- EXERCISE: Copy out the records word for word, starting at the first line and ending at the line that contains "list-item: ◦ 2.3", with both ends included.
-------- RAW DATA --------
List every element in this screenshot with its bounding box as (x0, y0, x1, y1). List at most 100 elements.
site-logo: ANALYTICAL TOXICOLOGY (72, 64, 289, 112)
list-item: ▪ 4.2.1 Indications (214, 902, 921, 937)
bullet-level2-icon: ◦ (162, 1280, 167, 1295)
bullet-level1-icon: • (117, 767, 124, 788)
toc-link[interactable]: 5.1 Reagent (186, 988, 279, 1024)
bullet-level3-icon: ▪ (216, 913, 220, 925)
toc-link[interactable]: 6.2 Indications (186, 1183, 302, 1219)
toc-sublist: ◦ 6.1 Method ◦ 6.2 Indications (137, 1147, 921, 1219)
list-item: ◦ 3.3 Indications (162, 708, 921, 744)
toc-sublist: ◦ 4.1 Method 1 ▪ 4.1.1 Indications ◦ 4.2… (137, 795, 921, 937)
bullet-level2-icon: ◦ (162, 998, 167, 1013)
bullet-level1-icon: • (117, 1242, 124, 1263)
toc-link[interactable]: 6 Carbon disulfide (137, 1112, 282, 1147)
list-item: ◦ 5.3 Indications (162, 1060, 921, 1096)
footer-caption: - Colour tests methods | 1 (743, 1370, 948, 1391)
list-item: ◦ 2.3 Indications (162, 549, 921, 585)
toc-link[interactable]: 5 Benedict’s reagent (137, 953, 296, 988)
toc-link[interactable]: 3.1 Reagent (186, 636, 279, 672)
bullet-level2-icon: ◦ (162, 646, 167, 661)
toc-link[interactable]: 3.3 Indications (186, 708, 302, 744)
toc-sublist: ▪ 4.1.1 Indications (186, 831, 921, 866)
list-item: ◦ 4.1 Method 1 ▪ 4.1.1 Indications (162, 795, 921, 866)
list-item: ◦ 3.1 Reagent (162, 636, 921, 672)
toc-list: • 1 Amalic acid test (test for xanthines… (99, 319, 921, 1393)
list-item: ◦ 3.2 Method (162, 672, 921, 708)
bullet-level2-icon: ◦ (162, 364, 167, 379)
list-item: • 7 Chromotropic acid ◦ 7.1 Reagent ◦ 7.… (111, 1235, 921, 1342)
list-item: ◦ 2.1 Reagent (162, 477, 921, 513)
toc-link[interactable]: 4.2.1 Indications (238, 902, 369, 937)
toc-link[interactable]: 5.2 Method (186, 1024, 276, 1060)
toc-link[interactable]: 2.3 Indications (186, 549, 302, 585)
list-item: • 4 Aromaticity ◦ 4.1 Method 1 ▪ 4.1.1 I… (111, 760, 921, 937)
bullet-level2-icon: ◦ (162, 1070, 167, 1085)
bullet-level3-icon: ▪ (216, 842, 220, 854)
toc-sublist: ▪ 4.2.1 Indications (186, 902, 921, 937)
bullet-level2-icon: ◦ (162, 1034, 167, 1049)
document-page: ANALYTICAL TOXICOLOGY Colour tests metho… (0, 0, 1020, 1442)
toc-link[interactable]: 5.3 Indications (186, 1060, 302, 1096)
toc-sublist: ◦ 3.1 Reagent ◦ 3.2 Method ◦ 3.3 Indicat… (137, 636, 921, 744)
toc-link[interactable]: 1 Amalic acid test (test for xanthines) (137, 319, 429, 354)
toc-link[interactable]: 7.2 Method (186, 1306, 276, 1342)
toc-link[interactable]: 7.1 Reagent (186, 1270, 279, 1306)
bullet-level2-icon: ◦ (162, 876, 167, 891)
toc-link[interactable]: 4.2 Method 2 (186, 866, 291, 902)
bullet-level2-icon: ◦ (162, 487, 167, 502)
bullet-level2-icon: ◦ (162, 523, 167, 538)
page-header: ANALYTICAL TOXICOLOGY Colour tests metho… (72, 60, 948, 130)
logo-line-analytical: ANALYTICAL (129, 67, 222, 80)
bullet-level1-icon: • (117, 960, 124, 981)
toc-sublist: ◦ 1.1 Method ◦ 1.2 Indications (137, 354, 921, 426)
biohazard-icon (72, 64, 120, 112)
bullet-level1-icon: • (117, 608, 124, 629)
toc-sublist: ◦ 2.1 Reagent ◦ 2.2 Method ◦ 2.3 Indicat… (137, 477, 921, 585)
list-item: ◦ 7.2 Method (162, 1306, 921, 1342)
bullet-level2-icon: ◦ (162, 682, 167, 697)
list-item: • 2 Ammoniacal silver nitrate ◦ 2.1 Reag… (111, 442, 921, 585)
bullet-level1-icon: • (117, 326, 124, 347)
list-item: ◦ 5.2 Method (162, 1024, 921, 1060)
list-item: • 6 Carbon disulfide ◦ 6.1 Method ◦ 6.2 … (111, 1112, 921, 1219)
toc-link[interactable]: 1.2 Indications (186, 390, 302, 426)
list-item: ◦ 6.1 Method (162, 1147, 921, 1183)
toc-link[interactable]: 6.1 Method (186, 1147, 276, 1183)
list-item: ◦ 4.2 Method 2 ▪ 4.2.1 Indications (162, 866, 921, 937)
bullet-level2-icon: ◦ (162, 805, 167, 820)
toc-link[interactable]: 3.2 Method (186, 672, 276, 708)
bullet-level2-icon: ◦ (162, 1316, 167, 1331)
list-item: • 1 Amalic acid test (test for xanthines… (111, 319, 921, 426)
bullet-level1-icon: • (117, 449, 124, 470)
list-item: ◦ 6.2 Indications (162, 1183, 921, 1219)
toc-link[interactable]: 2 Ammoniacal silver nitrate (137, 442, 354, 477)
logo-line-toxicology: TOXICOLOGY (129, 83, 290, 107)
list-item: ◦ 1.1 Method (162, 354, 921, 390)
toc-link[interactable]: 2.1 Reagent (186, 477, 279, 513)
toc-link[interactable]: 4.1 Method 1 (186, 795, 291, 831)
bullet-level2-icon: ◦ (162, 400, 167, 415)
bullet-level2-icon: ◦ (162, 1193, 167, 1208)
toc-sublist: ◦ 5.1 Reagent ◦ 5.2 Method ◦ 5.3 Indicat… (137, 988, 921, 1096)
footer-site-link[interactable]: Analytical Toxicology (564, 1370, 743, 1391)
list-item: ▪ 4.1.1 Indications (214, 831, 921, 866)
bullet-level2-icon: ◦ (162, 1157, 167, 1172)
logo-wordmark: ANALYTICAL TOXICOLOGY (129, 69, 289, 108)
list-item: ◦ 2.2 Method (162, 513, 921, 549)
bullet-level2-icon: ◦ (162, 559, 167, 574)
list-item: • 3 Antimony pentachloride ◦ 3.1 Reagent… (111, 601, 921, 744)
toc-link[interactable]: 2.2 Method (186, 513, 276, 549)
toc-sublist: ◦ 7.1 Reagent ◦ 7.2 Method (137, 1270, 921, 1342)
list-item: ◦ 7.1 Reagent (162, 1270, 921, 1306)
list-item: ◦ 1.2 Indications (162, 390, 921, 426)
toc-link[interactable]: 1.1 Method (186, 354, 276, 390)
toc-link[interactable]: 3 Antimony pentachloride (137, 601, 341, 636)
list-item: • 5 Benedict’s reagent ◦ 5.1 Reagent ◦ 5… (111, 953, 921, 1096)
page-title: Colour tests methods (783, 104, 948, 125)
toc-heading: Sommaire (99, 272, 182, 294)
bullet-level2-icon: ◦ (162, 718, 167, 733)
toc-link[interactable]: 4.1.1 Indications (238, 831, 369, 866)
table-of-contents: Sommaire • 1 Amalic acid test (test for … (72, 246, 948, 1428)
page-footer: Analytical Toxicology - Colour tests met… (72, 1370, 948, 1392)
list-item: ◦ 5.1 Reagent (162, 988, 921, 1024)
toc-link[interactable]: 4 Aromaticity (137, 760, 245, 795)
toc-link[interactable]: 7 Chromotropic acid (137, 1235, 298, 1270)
--------
- EXPECTED ANSWER:
List every element in this screenshot with its bounding box as (x0, y0, x1, y1). List at most 100 elements.
site-logo: ANALYTICAL TOXICOLOGY (72, 64, 289, 112)
list-item: ▪ 4.2.1 Indications (214, 902, 921, 937)
bullet-level2-icon: ◦ (162, 1280, 167, 1295)
bullet-level1-icon: • (117, 767, 124, 788)
toc-link[interactable]: 5.1 Reagent (186, 988, 279, 1024)
bullet-level3-icon: ▪ (216, 913, 220, 925)
toc-link[interactable]: 6.2 Indications (186, 1183, 302, 1219)
toc-sublist: ◦ 6.1 Method ◦ 6.2 Indications (137, 1147, 921, 1219)
list-item: ◦ 3.3 Indications (162, 708, 921, 744)
toc-sublist: ◦ 4.1 Method 1 ▪ 4.1.1 Indications ◦ 4.2… (137, 795, 921, 937)
bullet-level2-icon: ◦ (162, 998, 167, 1013)
bullet-level1-icon: • (117, 1242, 124, 1263)
toc-link[interactable]: 6 Carbon disulfide (137, 1112, 282, 1147)
list-item: ◦ 5.3 Indications (162, 1060, 921, 1096)
footer-caption: - Colour tests methods | 1 (743, 1370, 948, 1391)
list-item: ◦ 2.3 Indications (162, 549, 921, 585)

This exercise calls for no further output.